* _SHORT TASK_: Isolate every line in the records below with "system" in it.

☆ ☆ ☆ ☆ ☆

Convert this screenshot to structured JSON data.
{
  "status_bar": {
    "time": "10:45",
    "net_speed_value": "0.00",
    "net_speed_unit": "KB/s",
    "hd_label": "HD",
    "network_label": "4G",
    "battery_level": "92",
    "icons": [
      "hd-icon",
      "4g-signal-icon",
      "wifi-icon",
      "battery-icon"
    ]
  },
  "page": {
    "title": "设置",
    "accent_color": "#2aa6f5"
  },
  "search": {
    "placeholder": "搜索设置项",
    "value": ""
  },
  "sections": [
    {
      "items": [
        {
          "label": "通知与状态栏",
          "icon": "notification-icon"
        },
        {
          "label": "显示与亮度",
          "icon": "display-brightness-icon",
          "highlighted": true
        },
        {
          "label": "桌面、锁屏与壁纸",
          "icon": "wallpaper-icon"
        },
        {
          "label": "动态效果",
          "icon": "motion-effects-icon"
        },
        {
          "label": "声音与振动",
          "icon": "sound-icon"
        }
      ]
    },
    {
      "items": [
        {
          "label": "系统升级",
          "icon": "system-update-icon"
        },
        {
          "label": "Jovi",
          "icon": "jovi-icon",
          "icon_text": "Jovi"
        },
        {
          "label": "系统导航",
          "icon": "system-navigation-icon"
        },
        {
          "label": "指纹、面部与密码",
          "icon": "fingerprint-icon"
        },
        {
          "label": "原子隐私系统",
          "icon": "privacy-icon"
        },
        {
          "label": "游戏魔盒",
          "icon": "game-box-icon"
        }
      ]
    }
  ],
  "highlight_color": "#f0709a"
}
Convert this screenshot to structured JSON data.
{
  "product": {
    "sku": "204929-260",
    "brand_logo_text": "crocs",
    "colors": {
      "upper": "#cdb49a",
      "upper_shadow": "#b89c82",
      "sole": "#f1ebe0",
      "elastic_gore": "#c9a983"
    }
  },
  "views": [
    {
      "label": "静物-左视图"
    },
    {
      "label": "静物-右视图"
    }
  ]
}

☆ ☆ ☆ ☆ ☆

* _ANSWER TO THIS EXERCISE_:
          "icon": "system-update-icon"
          "icon": "system-navigation-icon"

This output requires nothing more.